- **What to produce**: Please rewrite each line of the records below as a Markdown table with two columns, "No." for the row number and "Line" for the line itself, skipping any blank lines.

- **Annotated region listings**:
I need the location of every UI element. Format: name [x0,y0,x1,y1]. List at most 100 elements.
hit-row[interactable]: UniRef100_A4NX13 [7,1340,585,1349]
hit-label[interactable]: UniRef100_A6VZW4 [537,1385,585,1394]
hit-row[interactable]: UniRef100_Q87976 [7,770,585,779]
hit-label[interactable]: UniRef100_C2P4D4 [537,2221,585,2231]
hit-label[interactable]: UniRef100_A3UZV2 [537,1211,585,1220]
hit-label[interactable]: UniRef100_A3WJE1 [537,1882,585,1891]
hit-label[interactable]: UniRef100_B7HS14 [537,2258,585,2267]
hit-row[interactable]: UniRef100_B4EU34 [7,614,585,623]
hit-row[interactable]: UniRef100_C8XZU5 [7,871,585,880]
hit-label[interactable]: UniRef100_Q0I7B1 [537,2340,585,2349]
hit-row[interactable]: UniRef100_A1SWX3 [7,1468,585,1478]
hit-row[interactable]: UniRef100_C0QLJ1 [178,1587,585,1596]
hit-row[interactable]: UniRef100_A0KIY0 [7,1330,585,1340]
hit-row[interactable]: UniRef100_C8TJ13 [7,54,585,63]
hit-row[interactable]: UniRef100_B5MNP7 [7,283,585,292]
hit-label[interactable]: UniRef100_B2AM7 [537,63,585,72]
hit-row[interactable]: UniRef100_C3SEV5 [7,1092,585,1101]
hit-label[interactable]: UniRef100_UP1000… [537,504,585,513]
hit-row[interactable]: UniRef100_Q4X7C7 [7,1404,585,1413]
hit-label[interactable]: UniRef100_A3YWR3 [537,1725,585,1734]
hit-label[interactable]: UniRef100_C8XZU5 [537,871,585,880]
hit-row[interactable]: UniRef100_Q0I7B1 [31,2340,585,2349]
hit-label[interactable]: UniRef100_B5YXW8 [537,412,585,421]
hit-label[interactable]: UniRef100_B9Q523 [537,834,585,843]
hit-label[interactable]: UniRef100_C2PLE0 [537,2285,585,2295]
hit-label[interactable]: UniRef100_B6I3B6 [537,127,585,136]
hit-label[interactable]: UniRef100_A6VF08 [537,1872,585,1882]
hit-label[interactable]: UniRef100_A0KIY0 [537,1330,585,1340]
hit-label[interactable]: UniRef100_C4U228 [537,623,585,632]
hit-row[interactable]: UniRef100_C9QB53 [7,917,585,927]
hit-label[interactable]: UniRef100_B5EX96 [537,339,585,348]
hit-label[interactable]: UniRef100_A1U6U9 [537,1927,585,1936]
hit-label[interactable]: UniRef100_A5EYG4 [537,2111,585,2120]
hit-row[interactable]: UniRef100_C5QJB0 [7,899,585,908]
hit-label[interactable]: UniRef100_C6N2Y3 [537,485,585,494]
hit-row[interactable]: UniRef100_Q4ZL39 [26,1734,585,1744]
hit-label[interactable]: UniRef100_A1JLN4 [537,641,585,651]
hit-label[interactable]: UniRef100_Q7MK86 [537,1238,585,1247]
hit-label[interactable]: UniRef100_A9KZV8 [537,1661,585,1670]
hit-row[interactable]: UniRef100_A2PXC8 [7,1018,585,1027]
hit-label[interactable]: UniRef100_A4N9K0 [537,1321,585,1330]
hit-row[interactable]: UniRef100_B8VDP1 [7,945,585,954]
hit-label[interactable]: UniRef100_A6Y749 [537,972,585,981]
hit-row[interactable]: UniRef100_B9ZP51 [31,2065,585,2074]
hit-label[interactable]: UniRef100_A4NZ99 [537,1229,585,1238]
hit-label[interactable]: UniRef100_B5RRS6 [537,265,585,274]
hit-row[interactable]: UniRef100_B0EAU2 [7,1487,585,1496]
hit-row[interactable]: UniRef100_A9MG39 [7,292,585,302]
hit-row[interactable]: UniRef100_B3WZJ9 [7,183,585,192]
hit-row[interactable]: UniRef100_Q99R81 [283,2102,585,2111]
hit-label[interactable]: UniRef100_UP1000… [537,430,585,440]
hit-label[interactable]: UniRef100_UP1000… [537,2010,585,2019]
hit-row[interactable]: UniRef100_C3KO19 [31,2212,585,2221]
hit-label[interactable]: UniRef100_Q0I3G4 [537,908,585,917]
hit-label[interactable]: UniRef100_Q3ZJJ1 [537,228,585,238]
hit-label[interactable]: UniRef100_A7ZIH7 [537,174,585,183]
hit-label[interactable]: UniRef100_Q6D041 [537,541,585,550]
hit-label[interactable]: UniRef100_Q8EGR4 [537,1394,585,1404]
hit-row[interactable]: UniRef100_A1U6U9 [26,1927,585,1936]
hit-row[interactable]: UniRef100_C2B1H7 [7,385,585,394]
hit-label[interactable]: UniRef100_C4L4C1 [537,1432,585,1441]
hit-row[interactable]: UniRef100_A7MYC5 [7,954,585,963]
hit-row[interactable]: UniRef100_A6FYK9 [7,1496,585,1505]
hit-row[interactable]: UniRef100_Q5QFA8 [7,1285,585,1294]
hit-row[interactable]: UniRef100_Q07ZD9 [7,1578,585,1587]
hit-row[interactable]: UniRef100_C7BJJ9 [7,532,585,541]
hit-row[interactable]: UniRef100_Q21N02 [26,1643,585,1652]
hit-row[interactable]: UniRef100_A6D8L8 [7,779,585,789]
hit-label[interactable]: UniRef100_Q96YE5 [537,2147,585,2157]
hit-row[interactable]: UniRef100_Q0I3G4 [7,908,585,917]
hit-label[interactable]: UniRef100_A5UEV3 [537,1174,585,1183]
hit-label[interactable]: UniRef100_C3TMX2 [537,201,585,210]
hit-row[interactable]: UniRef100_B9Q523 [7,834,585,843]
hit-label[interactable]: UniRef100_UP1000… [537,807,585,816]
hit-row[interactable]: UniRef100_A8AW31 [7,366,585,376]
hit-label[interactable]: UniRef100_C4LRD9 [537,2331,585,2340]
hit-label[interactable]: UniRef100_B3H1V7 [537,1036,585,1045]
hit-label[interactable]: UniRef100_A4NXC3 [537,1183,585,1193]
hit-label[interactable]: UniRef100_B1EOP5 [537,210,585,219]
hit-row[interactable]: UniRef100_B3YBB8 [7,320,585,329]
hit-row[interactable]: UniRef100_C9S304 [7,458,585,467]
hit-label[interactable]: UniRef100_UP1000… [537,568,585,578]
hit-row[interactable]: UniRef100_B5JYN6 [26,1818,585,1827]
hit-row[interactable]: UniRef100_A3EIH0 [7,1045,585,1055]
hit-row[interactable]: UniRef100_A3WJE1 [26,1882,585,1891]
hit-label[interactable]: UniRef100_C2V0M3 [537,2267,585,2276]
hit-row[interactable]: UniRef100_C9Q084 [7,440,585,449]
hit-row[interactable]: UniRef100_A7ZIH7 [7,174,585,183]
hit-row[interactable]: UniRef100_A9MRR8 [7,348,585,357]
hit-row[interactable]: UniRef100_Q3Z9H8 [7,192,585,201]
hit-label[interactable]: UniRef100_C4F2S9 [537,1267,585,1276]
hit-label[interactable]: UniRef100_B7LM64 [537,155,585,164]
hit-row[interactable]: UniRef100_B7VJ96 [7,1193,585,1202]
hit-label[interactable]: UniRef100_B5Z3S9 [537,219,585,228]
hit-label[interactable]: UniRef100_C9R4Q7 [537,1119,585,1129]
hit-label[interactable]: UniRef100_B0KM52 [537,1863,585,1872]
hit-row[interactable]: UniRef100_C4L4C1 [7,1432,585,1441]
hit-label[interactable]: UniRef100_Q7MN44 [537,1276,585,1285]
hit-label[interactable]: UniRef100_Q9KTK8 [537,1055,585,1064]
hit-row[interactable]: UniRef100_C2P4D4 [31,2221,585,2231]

- **Exercise answer**:
| No. | Line |
|---|---|
| 1 | I need the location of every UI element. Format: name [x0,y0,x1,y1]. List at most 100 elements. |
| 2 | hit-row[interactable]: UniRef100_A4NX13 [7,1340,585,1349] |
| 3 | hit-label[interactable]: UniRef100_A6VZW4 [537,1385,585,1394] |
| 4 | hit-row[interactable]: UniRef100_Q87976 [7,770,585,779] |
| 5 | hit-label[interactable]: UniRef100_C2P4D4 [537,2221,585,2231] |
| 6 | hit-label[interactable]: UniRef100_A3UZV2 [537,1211,585,1220] |
| 7 | hit-label[interactable]: UniRef100_A3WJE1 [537,1882,585,1891] |
| 8 | hit-label[interactable]: UniRef100_B7HS14 [537,2258,585,2267] |
| 9 | hit-row[interactable]: UniRef100_B4EU34 [7,614,585,623] |
| 10 | hit-row[interactable]: UniRef100_C8XZU5 [7,871,585,880] |
| 11 | hit-label[interactable]: UniRef100_Q0I7B1 [537,2340,585,2349] |
| 12 | hit-row[interactable]: UniRef100_A1SWX3 [7,1468,585,1478] |
| 13 | hit-row[interactable]: UniRef100_C0QLJ1 [178,1587,585,1596] |
| 14 | hit-row[interactable]: UniRef100_A0KIY0 [7,1330,585,1340] |
| 15 | hit-row[interactable]: UniRef100_C8TJ13 [7,54,585,63] |
| 16 | hit-row[interactable]: UniRef100_B5MNP7 [7,283,585,292] |
| 17 | hit-label[interactable]: UniRef100_B2AM7 [537,63,585,72] |
| 18 | hit-row[interactable]: UniRef100_C3SEV5 [7,1092,585,1101] |
| 19 | hit-label[interactable]: UniRef100_UP1000… [537,504,585,513] |
| 20 | hit-row[interactable]: UniRef100_Q4X7C7 [7,1404,585,1413] |
| 21 | hit-label[interactable]: UniRef100_A3YWR3 [537,1725,585,1734] |
| 22 | hit-label[interactable]: UniRef100_C8XZU5 [537,871,585,880] |
| 23 | hit-row[interactable]: UniRef100_Q0I7B1 [31,2340,585,2349] |
| 24 | hit-label[interactable]: UniRef100_B5YXW8 [537,412,585,421] |
| 25 | hit-label[interactable]: UniRef100_B9Q523 [537,834,585,843] |
| 26 | hit-label[interactable]: UniRef100_C2PLE0 [537,2285,585,2295] |
| 27 | hit-label[interactable]: UniRef100_B6I3B6 [537,127,585,136] |
| 28 | hit-label[interactable]: UniRef100_A6VF08 [537,1872,585,1882] |
| 29 | hit-label[interactable]: UniRef100_A0KIY0 [537,1330,585,1340] |
| 30 | hit-label[interactable]: UniRef100_C4U228 [537,623,585,632] |
| 31 | hit-row[interactable]: UniRef100_C9QB53 [7,917,585,927] |
| 32 | hit-label[interactable]: UniRef100_B5EX96 [537,339,585,348] |
| 33 | hit-label[interactable]: UniRef100_A1U6U9 [537,1927,585,1936] |
| 34 | hit-label[interactable]: UniRef100_A5EYG4 [537,2111,585,2120] |
| 35 | hit-row[interactable]: UniRef100_C5QJB0 [7,899,585,908] |
| 36 | hit-label[interactable]: UniRef100_C6N2Y3 [537,485,585,494] |
| 37 | hit-row[interactable]: UniRef100_Q4ZL39 [26,1734,585,1744] |
| 38 | hit-label[interactable]: UniRef100_A1JLN4 [537,641,585,651] |
| 39 | hit-label[interactable]: UniRef100_Q7MK86 [537,1238,585,1247] |
| 40 | hit-label[interactable]: UniRef100_A9KZV8 [537,1661,585,1670] |
| 41 | hit-row[interactable]: UniRef100_A2PXC8 [7,1018,585,1027] |
| 42 | hit-label[interactable]: UniRef100_A4N9K0 [537,1321,585,1330] |
| 43 | hit-row[interactable]: UniRef100_B8VDP1 [7,945,585,954] |
| 44 | hit-label[interactable]: UniRef100_A6Y749 [537,972,585,981] |
| 45 | hit-row[interactable]: UniRef100_B9ZP51 [31,2065,585,2074] |
| 46 | hit-label[interactable]: UniRef100_A4NZ99 [537,1229,585,1238] |
| 47 | hit-label[interactable]: UniRef100_B5RRS6 [537,265,585,274] |
| 48 | hit-row[interactable]: UniRef100_B0EAU2 [7,1487,585,1496] |
| 49 | hit-row[interactable]: UniRef100_A9MG39 [7,292,585,302] |
| 50 | hit-row[interactable]: UniRef100_B3WZJ9 [7,183,585,192] |
| 51 | hit-row[interactable]: UniRef100_Q99R81 [283,2102,585,2111] |
| 52 | hit-label[interactable]: UniRef100_UP1000… [537,430,585,440] |
| 53 | hit-label[interactable]: UniRef100_UP1000… [537,2010,585,2019] |
| 54 | hit-row[interactable]: UniRef100_C3KO19 [31,2212,585,2221] |
| 55 | hit-label[interactable]: UniRef100_Q0I3G4 [537,908,585,917] |
| 56 | hit-label[interactable]: UniRef100_Q3ZJJ1 [537,228,585,238] |
| 57 | hit-label[interactable]: UniRef100_A7ZIH7 [537,174,585,183] |
| 58 | hit-label[interactable]: UniRef100_Q6D041 [537,541,585,550] |
| 59 | hit-label[interactable]: UniRef100_Q8EGR4 [537,1394,585,1404] |
| 60 | hit-row[interactable]: UniRef100_A1U6U9 [26,1927,585,1936] |
| 61 | hit-row[interactable]: UniRef100_C2B1H7 [7,385,585,394] |
| 62 | hit-label[interactable]: UniRef100_C4L4C1 [537,1432,585,1441] |
| 63 | hit-row[interactable]: UniRef100_A7MYC5 [7,954,585,963] |
| 64 | hit-row[interactable]: UniRef100_A6FYK9 [7,1496,585,1505] |
| 65 | hit-row[interactable]: UniRef100_Q5QFA8 [7,1285,585,1294] |
| 66 | hit-row[interactable]: UniRef100_Q07ZD9 [7,1578,585,1587] |
| 67 | hit-row[interactable]: UniRef100_C7BJJ9 [7,532,585,541] |
| 68 | hit-row[interactable]: UniRef100_Q21N02 [26,1643,585,1652] |
| 69 | hit-row[interactable]: UniRef100_A6D8L8 [7,779,585,789] |
| 70 | hit-label[interactable]: UniRef100_Q96YE5 [537,2147,585,2157] |
| 71 | hit-row[interactable]: UniRef100_Q0I3G4 [7,908,585,917] |
| 72 | hit-label[interactable]: UniRef100_A5UEV3 [537,1174,585,1183] |
| 73 | hit-label[interactable]: UniRef100_C3TMX2 [537,201,585,210] |
| 74 | hit-row[interactable]: UniRef100_B9Q523 [7,834,585,843] |
| 75 | hit-label[interactable]: UniRef100_UP1000… [537,807,585,816] |
| 76 | hit-row[interactable]: UniRef100_A8AW31 [7,366,585,376] |
| 77 | hit-label[interactable]: UniRef100_C4LRD9 [537,2331,585,2340] |
| 78 | hit-label[interactable]: UniRef100_B3H1V7 [537,1036,585,1045] |
| 79 | hit-label[interactable]: UniRef100_A4NXC3 [537,1183,585,1193] |
| 80 | hit-label[interactable]: UniRef100_B1EOP5 [537,210,585,219] |
| 81 | hit-row[interactable]: UniRef100_B3YBB8 [7,320,585,329] |
| 82 | hit-row[interactable]: UniRef100_C9S304 [7,458,585,467] |
| 83 | hit-label[interactable]: UniRef100_UP1000… [537,568,585,578] |
| 84 | hit-row[interactable]: UniRef100_B5JYN6 [26,1818,585,1827] |
| 85 | hit-row[interactable]: UniRef100_A3EIH0 [7,1045,585,1055] |
| 86 | hit-row[interactable]: UniRef100_A3WJE1 [26,1882,585,1891] |
| 87 | hit-label[interactable]: UniRef100_C2V0M3 [537,2267,585,2276] |
| 88 | hit-row[interactable]: UniRef100_C9Q084 [7,440,585,449] |
| 89 | hit-row[interactable]: UniRef100_A7ZIH7 [7,174,585,183] |
| 90 | hit-row[interactable]: UniRef100_A9MRR8 [7,348,585,357] |
| 91 | hit-row[interactable]: UniRef100_Q3Z9H8 [7,192,585,201] |
| 92 | hit-label[interactable]: UniRef100_C4F2S9 [537,1267,585,1276] |
| 93 | hit-label[interactable]: UniRef100_B7LM64 [537,155,585,164] |
| 94 | hit-row[interactable]: UniRef100_B7VJ96 [7,1193,585,1202] |
| 95 | hit-label[interactable]: UniRef100_B5Z3S9 [537,219,585,228] |
| 96 | hit-label[interactable]: UniRef100_C9R4Q7 [537,1119,585,1129] |
| 97 | hit-label[interactable]: UniRef100_B0KM52 [537,1863,585,1872] |
| 98 | hit-row[interactable]: UniRef100_C4L4C1 [7,1432,585,1441] |
| 99 | hit-label[interactable]: UniRef100_Q7MN44 [537,1276,585,1285] |
| 100 | hit-label[interactable]: UniRef100_Q9KTK8 [537,1055,585,1064] |
| 101 | hit-row[interactable]: UniRef100_C2P4D4 [31,2221,585,2231] |